EXERCISE PROMPT
Identify every line in the records below that contains the word "name", and copy each of those lines.
+++ TASK INPUTS
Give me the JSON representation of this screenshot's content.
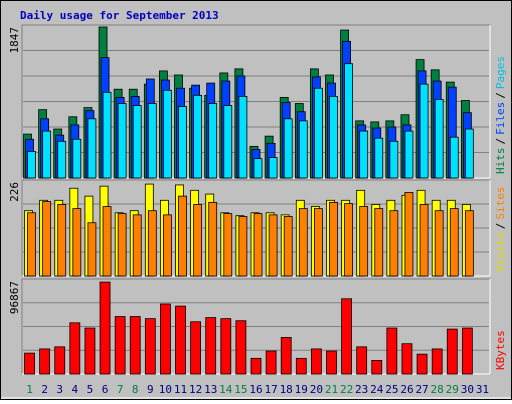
{
  "chart_data": [
    {
      "type": "bar",
      "title": "Daily usage for September 2013",
      "categories": [
        "1",
        "2",
        "3",
        "4",
        "5",
        "6",
        "7",
        "8",
        "9",
        "10",
        "11",
        "12",
        "13",
        "14",
        "15",
        "16",
        "17",
        "18",
        "19",
        "20",
        "21",
        "22",
        "23",
        "24",
        "25",
        "26",
        "27",
        "28",
        "29",
        "30",
        "31"
      ],
      "category_colors": [
        "#008040",
        "#000080",
        "#000080",
        "#000080",
        "#000080",
        "#000080",
        "#008040",
        "#008040",
        "#000080",
        "#000080",
        "#000080",
        "#000080",
        "#000080",
        "#008040",
        "#008040",
        "#000080",
        "#000080",
        "#000080",
        "#000080",
        "#000080",
        "#008040",
        "#008040",
        "#000080",
        "#000080",
        "#000080",
        "#000080",
        "#000080",
        "#008040",
        "#008040",
        "#000080",
        "#000080"
      ],
      "legend_separator": "/",
      "ylim": [
        0,
        1847
      ],
      "yticks": [
        1847
      ],
      "grid": true,
      "series": [
        {
          "name": "Hits",
          "color": "#008040",
          "values": [
            537,
            836,
            599,
            749,
            861,
            1847,
            1086,
            1086,
            1148,
            1310,
            1260,
            1098,
            1011,
            1285,
            1335,
            387,
            512,
            986,
            911,
            1335,
            1260,
            1810,
            699,
            686,
            699,
            774,
            1448,
            1323,
            1173,
            948,
            0
          ]
        },
        {
          "name": "Files",
          "color": "#0040ff",
          "values": [
            474,
            724,
            524,
            649,
            824,
            1472,
            986,
            998,
            1211,
            1198,
            1098,
            1136,
            1161,
            1186,
            1248,
            349,
            424,
            923,
            811,
            1236,
            1161,
            1672,
            649,
            611,
            624,
            649,
            1310,
            1186,
            1111,
            799,
            0
          ]
        },
        {
          "name": "Pages",
          "color": "#00e0ff",
          "values": [
            324,
            574,
            449,
            474,
            724,
            1048,
            911,
            886,
            911,
            1073,
            874,
            1011,
            911,
            886,
            998,
            237,
            250,
            724,
            699,
            1098,
            998,
            1398,
            574,
            487,
            449,
            574,
            1148,
            961,
            499,
            599,
            0
          ]
        }
      ]
    },
    {
      "type": "bar",
      "legend_separator": "/",
      "ylim": [
        0,
        226
      ],
      "yticks": [
        226
      ],
      "grid": true,
      "series": [
        {
          "name": "Visits",
          "color": "#ffff00",
          "values": [
            157,
            182,
            182,
            211,
            192,
            216,
            152,
            157,
            221,
            182,
            219,
            206,
            197,
            152,
            145,
            152,
            152,
            147,
            182,
            167,
            182,
            182,
            206,
            172,
            182,
            194,
            206,
            182,
            182,
            172,
            0
          ]
        },
        {
          "name": "Sites",
          "color": "#ff8000",
          "values": [
            152,
            179,
            172,
            162,
            128,
            167,
            150,
            147,
            157,
            147,
            192,
            172,
            177,
            150,
            143,
            150,
            147,
            143,
            162,
            162,
            177,
            174,
            167,
            162,
            157,
            201,
            172,
            157,
            162,
            157,
            0
          ]
        }
      ]
    },
    {
      "type": "bar",
      "ylim": [
        0,
        96867
      ],
      "yticks": [
        96867
      ],
      "grid": true,
      "series": [
        {
          "name": "KBytes",
          "color": "#ff0000",
          "values": [
            21760,
            26112,
            28288,
            53312,
            47872,
            95744,
            59840,
            59840,
            57664,
            72896,
            70720,
            54400,
            58752,
            57664,
            55488,
            16320,
            23936,
            38080,
            16320,
            26112,
            23936,
            78336,
            28288,
            14144,
            47872,
            31552,
            20672,
            26112,
            46784,
            47872,
            0
          ]
        }
      ]
    }
  ]
}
++++++
FINISHED ANSWER
          "name": "Hits",
          "name": "Files",
          "name": "Pages",
          "name": "Visits",
          "name": "Sites",
          "name": "KBytes",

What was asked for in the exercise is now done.